● Work required:
Answer with a single number, the count of lines holding the word "axis".
### The data
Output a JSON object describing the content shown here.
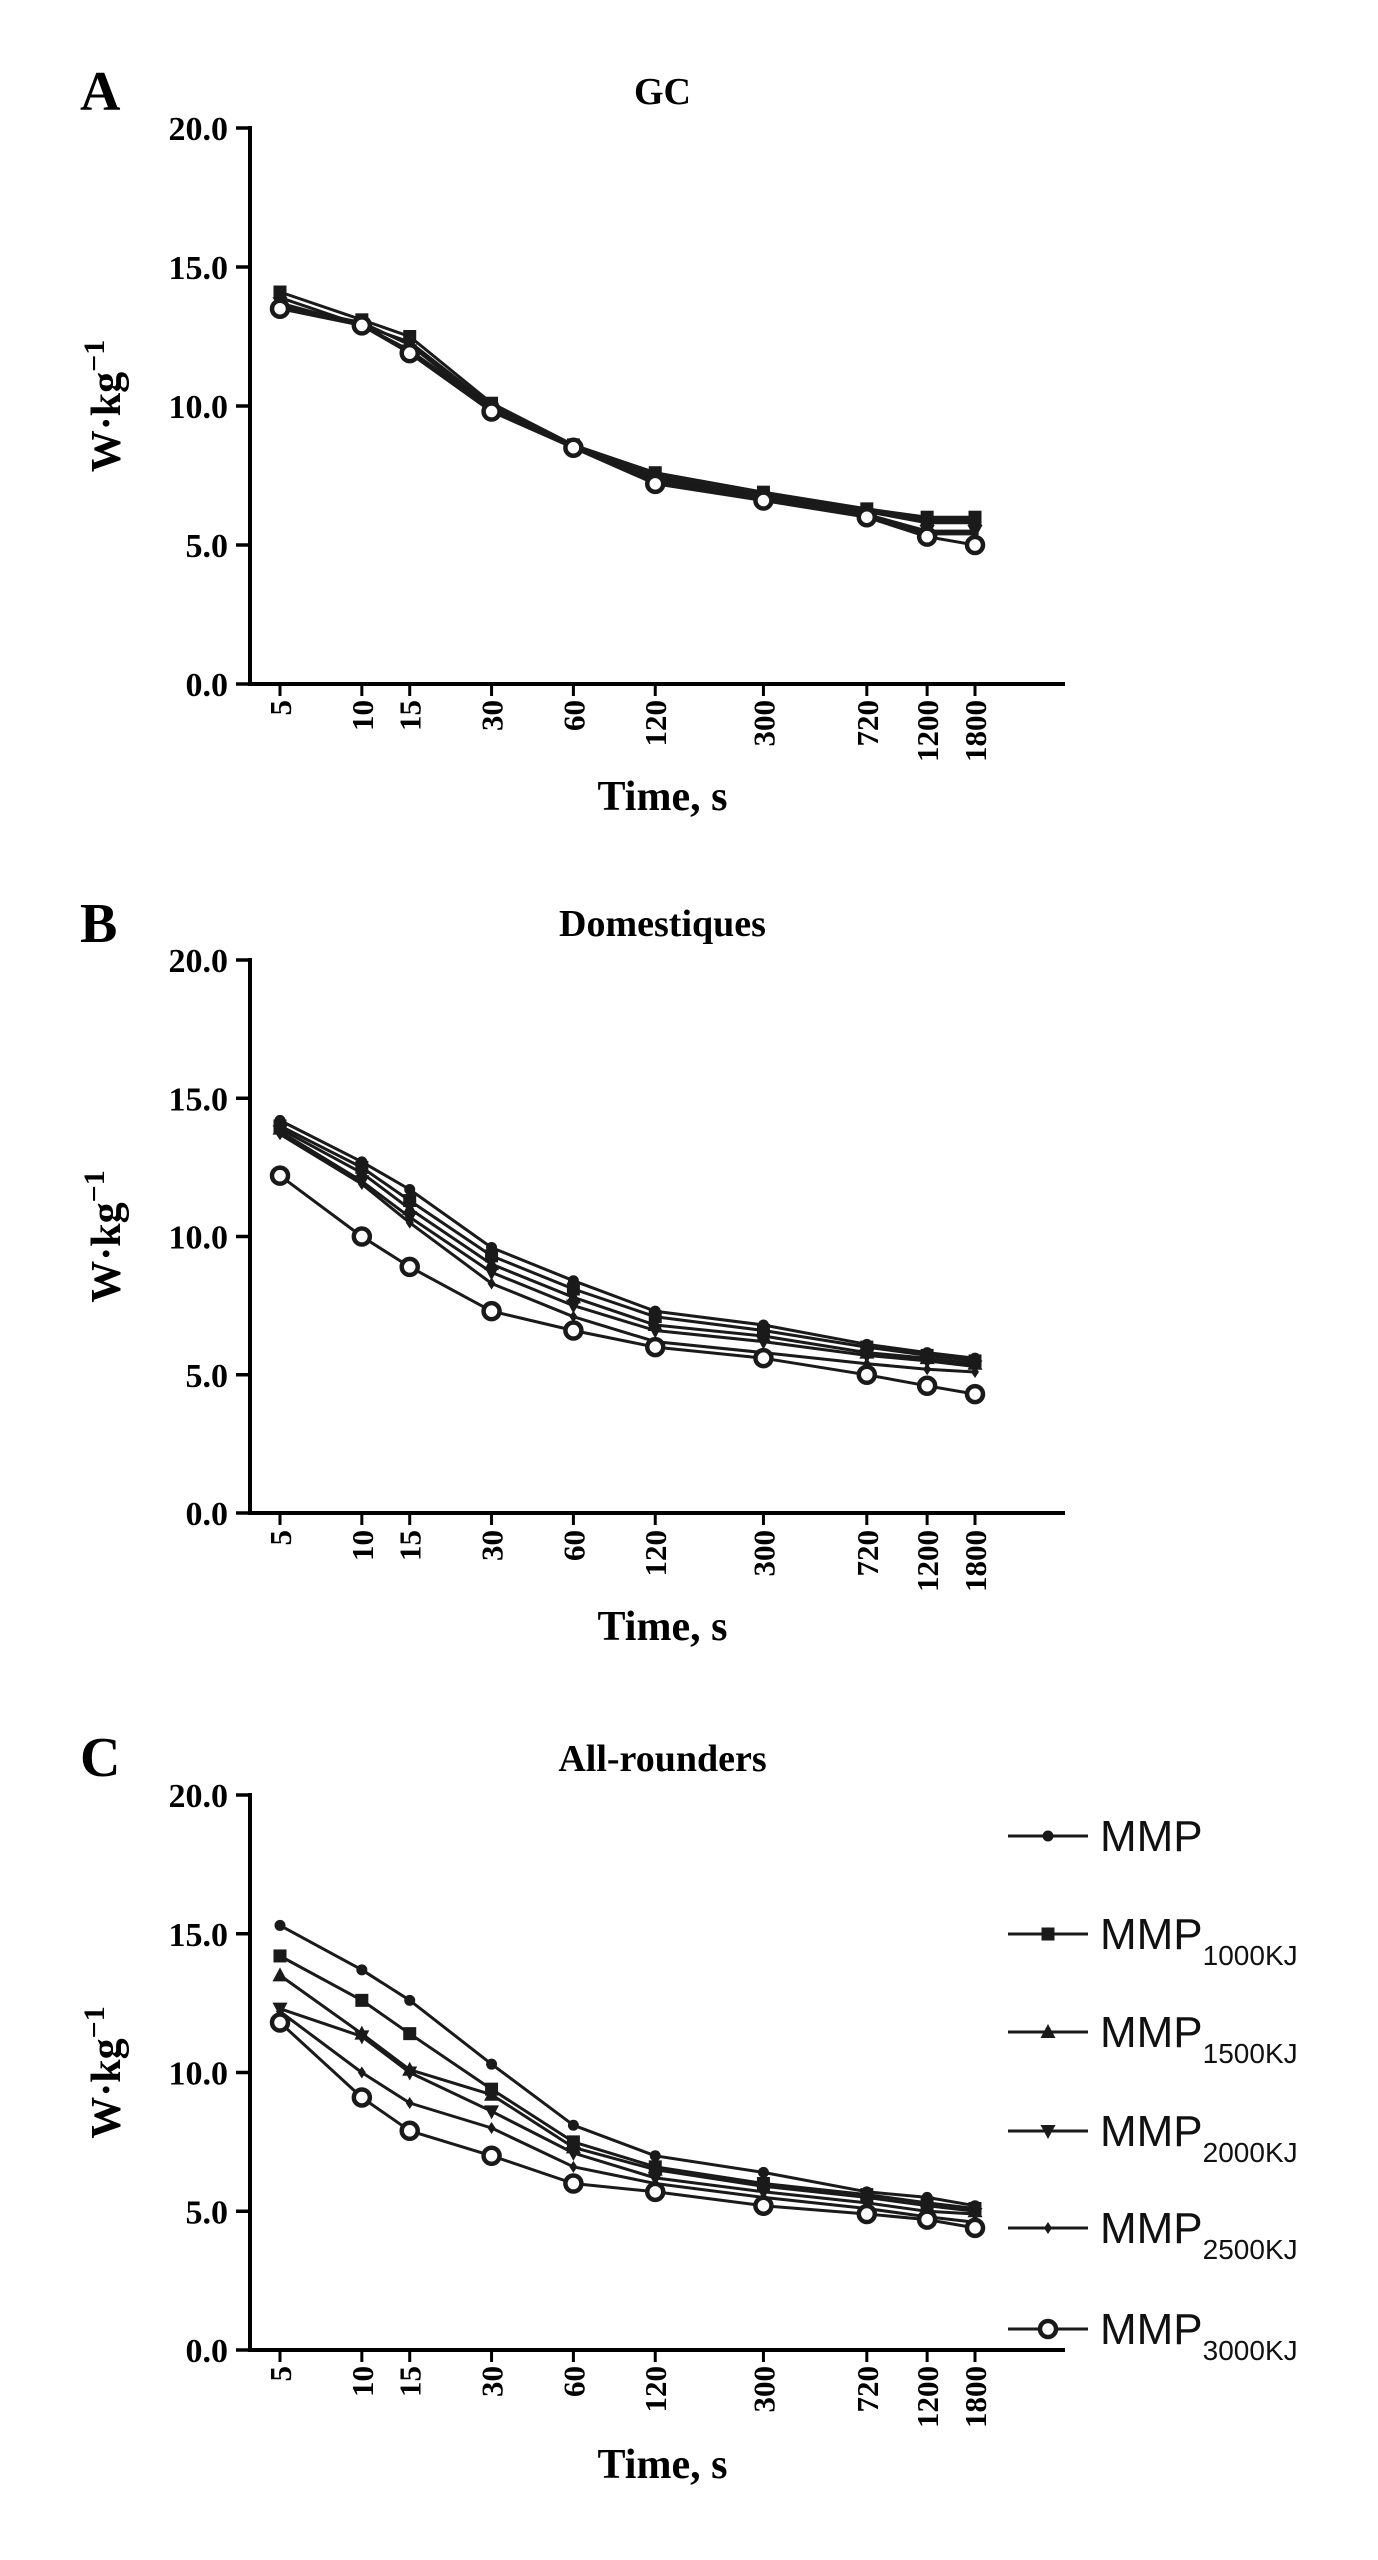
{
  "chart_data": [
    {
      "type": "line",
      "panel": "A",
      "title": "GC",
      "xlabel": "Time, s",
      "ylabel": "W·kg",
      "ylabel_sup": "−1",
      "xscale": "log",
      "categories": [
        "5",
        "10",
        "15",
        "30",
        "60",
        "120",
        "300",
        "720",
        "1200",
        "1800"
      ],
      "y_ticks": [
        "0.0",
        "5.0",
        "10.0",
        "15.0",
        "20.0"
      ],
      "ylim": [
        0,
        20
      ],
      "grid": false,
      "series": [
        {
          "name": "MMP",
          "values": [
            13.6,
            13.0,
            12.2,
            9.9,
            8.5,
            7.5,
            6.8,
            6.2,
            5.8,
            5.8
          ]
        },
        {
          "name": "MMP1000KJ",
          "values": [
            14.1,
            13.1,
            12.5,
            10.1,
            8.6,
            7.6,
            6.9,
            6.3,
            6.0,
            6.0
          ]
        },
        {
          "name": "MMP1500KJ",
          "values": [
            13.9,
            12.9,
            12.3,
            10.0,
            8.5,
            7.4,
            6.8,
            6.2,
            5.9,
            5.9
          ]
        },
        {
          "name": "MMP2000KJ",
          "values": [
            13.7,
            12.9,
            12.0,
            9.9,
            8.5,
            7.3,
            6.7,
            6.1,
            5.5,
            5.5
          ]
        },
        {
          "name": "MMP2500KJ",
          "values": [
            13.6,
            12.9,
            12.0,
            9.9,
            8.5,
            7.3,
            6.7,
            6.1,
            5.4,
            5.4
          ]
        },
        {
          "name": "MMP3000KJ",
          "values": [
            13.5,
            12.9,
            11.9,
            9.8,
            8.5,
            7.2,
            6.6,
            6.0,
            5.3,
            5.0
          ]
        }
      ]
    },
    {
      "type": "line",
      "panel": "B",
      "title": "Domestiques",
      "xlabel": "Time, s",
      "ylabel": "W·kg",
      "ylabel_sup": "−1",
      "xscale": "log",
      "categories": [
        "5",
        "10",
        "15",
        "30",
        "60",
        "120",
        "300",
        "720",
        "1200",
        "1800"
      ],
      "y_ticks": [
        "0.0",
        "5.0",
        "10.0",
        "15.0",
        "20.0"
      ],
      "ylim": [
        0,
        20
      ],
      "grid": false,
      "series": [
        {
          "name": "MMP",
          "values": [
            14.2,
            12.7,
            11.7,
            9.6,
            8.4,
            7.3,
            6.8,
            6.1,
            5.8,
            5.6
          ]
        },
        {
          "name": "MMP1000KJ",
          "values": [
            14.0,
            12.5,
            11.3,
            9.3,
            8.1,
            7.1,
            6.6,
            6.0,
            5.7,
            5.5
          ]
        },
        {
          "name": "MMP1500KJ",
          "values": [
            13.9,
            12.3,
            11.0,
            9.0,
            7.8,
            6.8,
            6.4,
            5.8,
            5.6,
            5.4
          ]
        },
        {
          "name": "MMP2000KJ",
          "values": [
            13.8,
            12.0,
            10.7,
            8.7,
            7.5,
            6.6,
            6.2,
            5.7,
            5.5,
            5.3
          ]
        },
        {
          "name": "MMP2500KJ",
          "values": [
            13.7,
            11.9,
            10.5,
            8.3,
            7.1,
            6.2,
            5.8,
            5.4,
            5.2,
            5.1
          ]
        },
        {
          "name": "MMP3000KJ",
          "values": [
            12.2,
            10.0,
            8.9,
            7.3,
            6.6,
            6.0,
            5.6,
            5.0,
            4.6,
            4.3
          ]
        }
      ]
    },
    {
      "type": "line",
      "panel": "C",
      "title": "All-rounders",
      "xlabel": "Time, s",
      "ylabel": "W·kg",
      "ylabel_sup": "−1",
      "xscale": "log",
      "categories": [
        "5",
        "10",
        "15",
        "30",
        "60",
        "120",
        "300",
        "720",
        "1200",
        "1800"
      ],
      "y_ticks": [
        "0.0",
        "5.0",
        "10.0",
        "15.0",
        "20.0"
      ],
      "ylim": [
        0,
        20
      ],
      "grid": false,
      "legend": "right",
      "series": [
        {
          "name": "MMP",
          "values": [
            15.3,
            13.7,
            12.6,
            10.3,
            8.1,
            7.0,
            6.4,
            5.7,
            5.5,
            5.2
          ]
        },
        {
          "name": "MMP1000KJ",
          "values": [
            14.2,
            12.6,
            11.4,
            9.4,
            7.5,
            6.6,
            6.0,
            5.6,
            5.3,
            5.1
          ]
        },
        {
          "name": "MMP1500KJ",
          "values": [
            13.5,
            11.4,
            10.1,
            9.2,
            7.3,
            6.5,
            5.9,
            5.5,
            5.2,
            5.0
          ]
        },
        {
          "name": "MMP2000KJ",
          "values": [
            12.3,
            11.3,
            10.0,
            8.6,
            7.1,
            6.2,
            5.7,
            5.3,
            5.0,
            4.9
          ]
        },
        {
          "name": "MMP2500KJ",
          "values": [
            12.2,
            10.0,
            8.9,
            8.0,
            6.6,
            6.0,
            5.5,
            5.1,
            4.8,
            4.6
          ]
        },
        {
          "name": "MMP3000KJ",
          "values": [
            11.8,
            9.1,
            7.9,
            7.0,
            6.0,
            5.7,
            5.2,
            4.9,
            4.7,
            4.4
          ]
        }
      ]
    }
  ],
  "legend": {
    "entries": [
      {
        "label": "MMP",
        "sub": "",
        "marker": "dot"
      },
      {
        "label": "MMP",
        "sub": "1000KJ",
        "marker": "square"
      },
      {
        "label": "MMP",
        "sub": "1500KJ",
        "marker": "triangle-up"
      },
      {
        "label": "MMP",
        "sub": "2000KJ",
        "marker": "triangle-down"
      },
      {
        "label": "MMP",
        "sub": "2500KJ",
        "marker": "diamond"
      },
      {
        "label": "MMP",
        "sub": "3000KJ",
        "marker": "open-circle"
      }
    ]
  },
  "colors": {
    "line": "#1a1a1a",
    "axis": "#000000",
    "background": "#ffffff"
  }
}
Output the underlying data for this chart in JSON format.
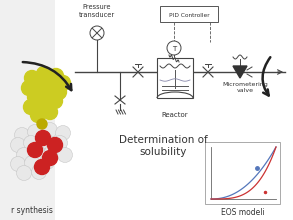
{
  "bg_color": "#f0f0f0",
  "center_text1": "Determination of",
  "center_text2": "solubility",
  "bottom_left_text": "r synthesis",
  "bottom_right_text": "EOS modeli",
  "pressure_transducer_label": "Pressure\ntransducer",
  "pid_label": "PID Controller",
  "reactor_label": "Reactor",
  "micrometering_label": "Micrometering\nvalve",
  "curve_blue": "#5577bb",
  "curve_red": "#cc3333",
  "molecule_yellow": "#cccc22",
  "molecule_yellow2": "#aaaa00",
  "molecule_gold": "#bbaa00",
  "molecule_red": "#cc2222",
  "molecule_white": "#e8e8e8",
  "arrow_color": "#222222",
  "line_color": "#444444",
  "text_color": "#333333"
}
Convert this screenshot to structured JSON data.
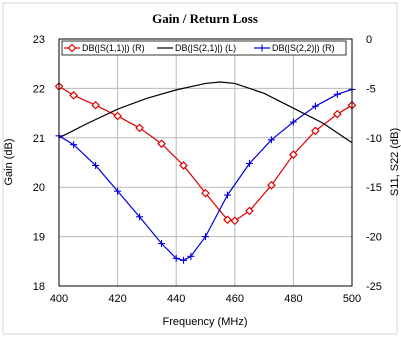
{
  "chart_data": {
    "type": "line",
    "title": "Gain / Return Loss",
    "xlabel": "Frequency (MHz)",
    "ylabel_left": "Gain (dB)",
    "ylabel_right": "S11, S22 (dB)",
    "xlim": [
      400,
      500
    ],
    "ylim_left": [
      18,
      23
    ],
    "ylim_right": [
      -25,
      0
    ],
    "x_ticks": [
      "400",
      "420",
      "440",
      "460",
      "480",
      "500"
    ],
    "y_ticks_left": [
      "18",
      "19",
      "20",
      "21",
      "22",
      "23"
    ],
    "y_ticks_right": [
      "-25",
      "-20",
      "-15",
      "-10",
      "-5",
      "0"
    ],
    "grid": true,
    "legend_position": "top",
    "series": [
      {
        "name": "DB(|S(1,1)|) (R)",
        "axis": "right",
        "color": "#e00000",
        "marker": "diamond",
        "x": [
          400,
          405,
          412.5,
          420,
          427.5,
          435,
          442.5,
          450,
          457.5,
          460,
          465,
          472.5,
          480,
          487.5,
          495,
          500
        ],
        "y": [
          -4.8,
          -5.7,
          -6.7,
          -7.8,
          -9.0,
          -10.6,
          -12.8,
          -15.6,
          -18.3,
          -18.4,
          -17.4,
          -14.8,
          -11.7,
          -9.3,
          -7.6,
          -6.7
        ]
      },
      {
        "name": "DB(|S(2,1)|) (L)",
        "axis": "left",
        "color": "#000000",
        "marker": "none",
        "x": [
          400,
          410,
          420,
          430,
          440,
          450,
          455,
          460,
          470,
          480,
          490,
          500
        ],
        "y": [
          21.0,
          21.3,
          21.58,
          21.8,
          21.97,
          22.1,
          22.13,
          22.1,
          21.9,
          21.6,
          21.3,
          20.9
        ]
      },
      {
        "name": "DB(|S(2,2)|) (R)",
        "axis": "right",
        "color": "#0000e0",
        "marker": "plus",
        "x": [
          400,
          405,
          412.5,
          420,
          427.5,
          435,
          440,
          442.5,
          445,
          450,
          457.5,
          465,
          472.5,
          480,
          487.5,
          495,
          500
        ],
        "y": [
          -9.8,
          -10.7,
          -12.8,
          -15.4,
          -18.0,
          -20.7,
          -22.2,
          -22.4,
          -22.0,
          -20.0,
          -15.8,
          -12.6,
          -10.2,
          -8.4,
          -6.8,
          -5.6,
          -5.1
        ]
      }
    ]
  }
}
######
● Response to this task:
4